▸ **WHAT IS REQUIRED**:
Without including any pictures, copy each entry below exactly.
┄┄┄┄┄┄
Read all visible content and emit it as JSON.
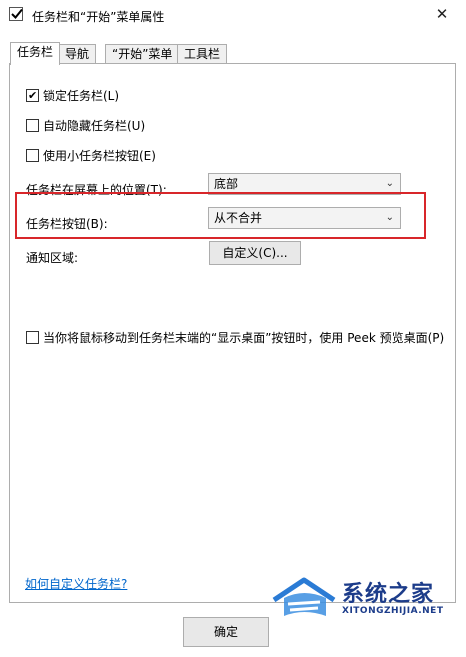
{
  "window": {
    "title": "任务栏和“开始”菜单属性",
    "close_glyph": "✕"
  },
  "tabs": [
    {
      "label": "任务栏",
      "active": true
    },
    {
      "label": "导航",
      "active": false
    },
    {
      "label": "“开始”菜单",
      "active": false
    },
    {
      "label": "工具栏",
      "active": false
    }
  ],
  "taskbar": {
    "lock_taskbar": {
      "label": "锁定任务栏(L)",
      "checked": true
    },
    "auto_hide": {
      "label": "自动隐藏任务栏(U)",
      "checked": false
    },
    "small_buttons": {
      "label": "使用小任务栏按钮(E)",
      "checked": false
    },
    "location": {
      "label": "任务栏在屏幕上的位置(T):",
      "value": "底部"
    },
    "buttons": {
      "label": "任务栏按钮(B):",
      "value": "从不合并"
    },
    "notification_area": {
      "label": "通知区域:",
      "button_label": "自定义(C)..."
    },
    "peek": {
      "label": "当你将鼠标移动到任务栏末端的“显示桌面”按钮时，使用 Peek 预览桌面(P)",
      "checked": false
    },
    "help_link": "如何自定义任务栏?"
  },
  "footer": {
    "ok_label": "确定"
  },
  "watermark": {
    "title": "系统之家",
    "subtitle": "XITONGZHIJIA.NET"
  },
  "colors": {
    "highlight_border": "#d8262a",
    "link": "#0066cc",
    "watermark": "#1c3c8a"
  }
}
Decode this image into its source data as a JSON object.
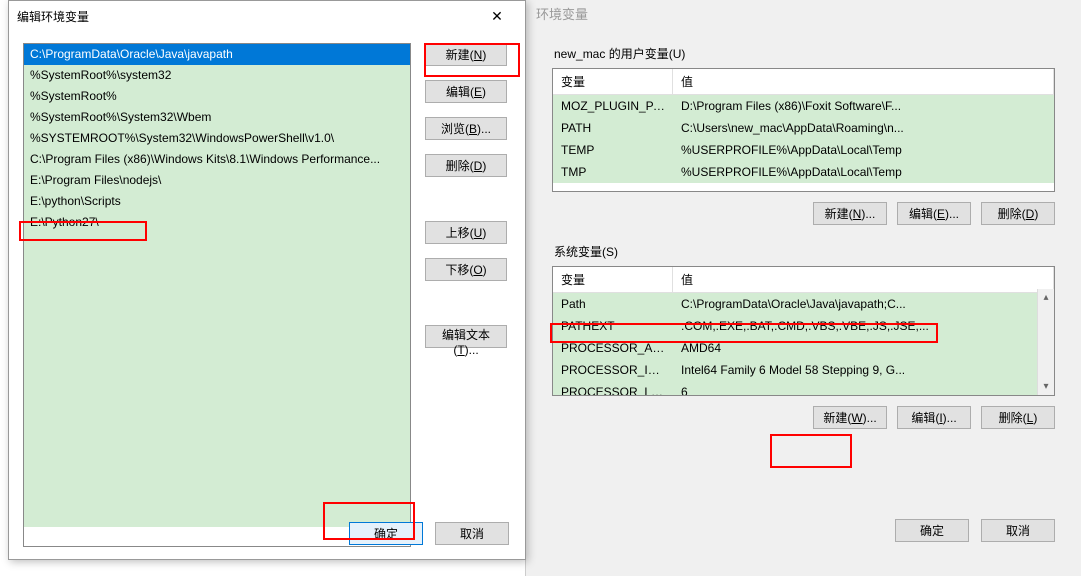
{
  "dialog": {
    "title": "编辑环境变量",
    "close_glyph": "✕",
    "paths": [
      "C:\\ProgramData\\Oracle\\Java\\javapath",
      "%SystemRoot%\\system32",
      "%SystemRoot%",
      "%SystemRoot%\\System32\\Wbem",
      "%SYSTEMROOT%\\System32\\WindowsPowerShell\\v1.0\\",
      "C:\\Program Files (x86)\\Windows Kits\\8.1\\Windows Performance...",
      "E:\\Program Files\\nodejs\\",
      "E:\\python\\Scripts",
      "E:\\Python27\\"
    ],
    "selected_index": 0,
    "buttons": {
      "new": "新建(N)",
      "edit": "编辑(E)",
      "browse": "浏览(B)...",
      "delete": "删除(D)",
      "moveup": "上移(U)",
      "movedown": "下移(O)",
      "edittext": "编辑文本(T)...",
      "ok": "确定",
      "cancel": "取消"
    }
  },
  "bg": {
    "title": "环境变量",
    "user_section": "new_mac 的用户变量(U)",
    "sys_section": "系统变量(S)",
    "cols": {
      "name": "变量",
      "value": "值"
    },
    "user_vars": [
      {
        "name": "MOZ_PLUGIN_PA...",
        "value": "D:\\Program Files (x86)\\Foxit Software\\F..."
      },
      {
        "name": "PATH",
        "value": "C:\\Users\\new_mac\\AppData\\Roaming\\n..."
      },
      {
        "name": "TEMP",
        "value": "%USERPROFILE%\\AppData\\Local\\Temp"
      },
      {
        "name": "TMP",
        "value": "%USERPROFILE%\\AppData\\Local\\Temp"
      }
    ],
    "sys_vars": [
      {
        "name": "Path",
        "value": "C:\\ProgramData\\Oracle\\Java\\javapath;C..."
      },
      {
        "name": "PATHEXT",
        "value": ".COM;.EXE;.BAT;.CMD;.VBS;.VBE;.JS;.JSE;..."
      },
      {
        "name": "PROCESSOR_AR...",
        "value": "AMD64"
      },
      {
        "name": "PROCESSOR_IDE...",
        "value": "Intel64 Family 6 Model 58 Stepping 9, G..."
      },
      {
        "name": "PROCESSOR_LEV...",
        "value": "6"
      }
    ],
    "buttons": {
      "new_user": "新建(N)...",
      "edit_user": "编辑(E)...",
      "delete_user": "删除(D)",
      "new_sys": "新建(W)...",
      "edit_sys": "编辑(I)...",
      "delete_sys": "删除(L)",
      "ok": "确定",
      "cancel": "取消"
    }
  }
}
┄┄┄┄┄┄
▸ **RESPONSE BELOW**:
Read all visible content and emit it as JSON.
{
  "window": {
    "title": "任务栏和“开始”菜单属性",
    "close_glyph": "✕"
  },
  "tabs": [
    {
      "label": "任务栏",
      "active": true
    },
    {
      "label": "导航",
      "active": false
    },
    {
      "label": "“开始”菜单",
      "active": false
    },
    {
      "label": "工具栏",
      "active": false
    }
  ],
  "taskbar": {
    "lock_taskbar": {
      "label": "锁定任务栏(L)",
      "checked": true
    },
    "auto_hide": {
      "label": "自动隐藏任务栏(U)",
      "checked": false
    },
    "small_buttons": {
      "label": "使用小任务栏按钮(E)",
      "checked": false
    },
    "location": {
      "label": "任务栏在屏幕上的位置(T):",
      "value": "底部"
    },
    "buttons": {
      "label": "任务栏按钮(B):",
      "value": "从不合并"
    },
    "notification_area": {
      "label": "通知区域:",
      "button_label": "自定义(C)..."
    },
    "peek": {
      "label": "当你将鼠标移动到任务栏末端的“显示桌面”按钮时，使用 Peek 预览桌面(P)",
      "checked": false
    },
    "help_link": "如何自定义任务栏?"
  },
  "footer": {
    "ok_label": "确定"
  },
  "watermark": {
    "title": "系统之家",
    "subtitle": "XITONGZHIJIA.NET"
  },
  "colors": {
    "highlight_border": "#d8262a",
    "link": "#0066cc",
    "watermark": "#1c3c8a"
  }
}
Decode this image into its source data as a JSON object.
{
  "dialog": {
    "title": "编辑环境变量",
    "close_glyph": "✕",
    "paths": [
      "C:\\ProgramData\\Oracle\\Java\\javapath",
      "%SystemRoot%\\system32",
      "%SystemRoot%",
      "%SystemRoot%\\System32\\Wbem",
      "%SYSTEMROOT%\\System32\\WindowsPowerShell\\v1.0\\",
      "C:\\Program Files (x86)\\Windows Kits\\8.1\\Windows Performance...",
      "E:\\Program Files\\nodejs\\",
      "E:\\python\\Scripts",
      "E:\\Python27\\"
    ],
    "selected_index": 0,
    "buttons": {
      "new": "新建(N)",
      "edit": "编辑(E)",
      "browse": "浏览(B)...",
      "delete": "删除(D)",
      "moveup": "上移(U)",
      "movedown": "下移(O)",
      "edittext": "编辑文本(T)...",
      "ok": "确定",
      "cancel": "取消"
    }
  },
  "bg": {
    "title": "环境变量",
    "user_section": "new_mac 的用户变量(U)",
    "sys_section": "系统变量(S)",
    "cols": {
      "name": "变量",
      "value": "值"
    },
    "user_vars": [
      {
        "name": "MOZ_PLUGIN_PA...",
        "value": "D:\\Program Files (x86)\\Foxit Software\\F..."
      },
      {
        "name": "PATH",
        "value": "C:\\Users\\new_mac\\AppData\\Roaming\\n..."
      },
      {
        "name": "TEMP",
        "value": "%USERPROFILE%\\AppData\\Local\\Temp"
      },
      {
        "name": "TMP",
        "value": "%USERPROFILE%\\AppData\\Local\\Temp"
      }
    ],
    "sys_vars": [
      {
        "name": "Path",
        "value": "C:\\ProgramData\\Oracle\\Java\\javapath;C..."
      },
      {
        "name": "PATHEXT",
        "value": ".COM;.EXE;.BAT;.CMD;.VBS;.VBE;.JS;.JSE;..."
      },
      {
        "name": "PROCESSOR_AR...",
        "value": "AMD64"
      },
      {
        "name": "PROCESSOR_IDE...",
        "value": "Intel64 Family 6 Model 58 Stepping 9, G..."
      },
      {
        "name": "PROCESSOR_LEV...",
        "value": "6"
      }
    ],
    "buttons": {
      "new_user": "新建(N)...",
      "edit_user": "编辑(E)...",
      "delete_user": "删除(D)",
      "new_sys": "新建(W)...",
      "edit_sys": "编辑(I)...",
      "delete_sys": "删除(L)",
      "ok": "确定",
      "cancel": "取消"
    }
  }
}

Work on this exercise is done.